- **Work to be completed**
Write out every record in full, exactly as written, please.

------------------------------------------------------------------------

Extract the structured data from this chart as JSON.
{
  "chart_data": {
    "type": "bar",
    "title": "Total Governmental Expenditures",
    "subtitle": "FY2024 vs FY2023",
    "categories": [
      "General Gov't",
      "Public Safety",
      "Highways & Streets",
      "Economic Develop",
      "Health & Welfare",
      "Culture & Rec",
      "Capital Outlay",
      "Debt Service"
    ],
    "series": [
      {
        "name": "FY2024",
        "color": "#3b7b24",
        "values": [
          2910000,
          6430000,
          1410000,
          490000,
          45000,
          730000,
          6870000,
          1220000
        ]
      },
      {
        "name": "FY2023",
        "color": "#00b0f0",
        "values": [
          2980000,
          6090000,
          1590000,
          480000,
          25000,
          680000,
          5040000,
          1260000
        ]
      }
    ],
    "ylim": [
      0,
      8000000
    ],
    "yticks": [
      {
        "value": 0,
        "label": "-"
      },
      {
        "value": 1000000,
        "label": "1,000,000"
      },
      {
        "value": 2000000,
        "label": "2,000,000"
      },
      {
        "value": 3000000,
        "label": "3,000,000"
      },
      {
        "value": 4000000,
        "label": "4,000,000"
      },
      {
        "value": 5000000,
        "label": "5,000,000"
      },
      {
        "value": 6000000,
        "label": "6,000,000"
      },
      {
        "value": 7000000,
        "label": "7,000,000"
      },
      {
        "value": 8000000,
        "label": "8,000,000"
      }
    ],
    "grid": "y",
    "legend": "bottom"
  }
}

------------------------------------------------------------------------

- **The result**
Extract the structured data from this chart as JSON.
{
  "chart_data": {
    "type": "bar",
    "title": "Total Governmental Expenditures",
    "subtitle": "FY2024 vs FY2023",
    "categories": [
      "General Gov't",
      "Public Safety",
      "Highways & Streets",
      "Economic Develop",
      "Health & Welfare",
      "Culture & Rec",
      "Capital Outlay",
      "Debt Service"
    ],
    "series": [
      {
        "name": "FY2024",
        "color": "#3b7b24",
        "values": [
          2910000,
          6430000,
          1410000,
          490000,
          45000,
          730000,
          6870000,
          1220000
        ]
      },
      {
        "name": "FY2023",
        "color": "#00b0f0",
        "values": [
          2980000,
          6090000,
          1590000,
          480000,
          25000,
          680000,
          5040000,
          1260000
        ]
      }
    ],
    "ylim": [
      0,
      8000000
    ],
    "yticks": [
      {
        "value": 0,
        "label": "-"
      },
      {
        "value": 1000000,
        "label": "1,000,000"
      },
      {
        "value": 2000000,
        "label": "2,000,000"
      },
      {
        "value": 3000000,
        "label": "3,000,000"
      },
      {
        "value": 4000000,
        "label": "4,000,000"
      },
      {
        "value": 5000000,
        "label": "5,000,000"
      },
      {
        "value": 6000000,
        "label": "6,000,000"
      },
      {
        "value": 7000000,
        "label": "7,000,000"
      },
      {
        "value": 8000000,
        "label": "8,000,000"
      }
    ],
    "grid": "y",
    "legend": "bottom"
  }
}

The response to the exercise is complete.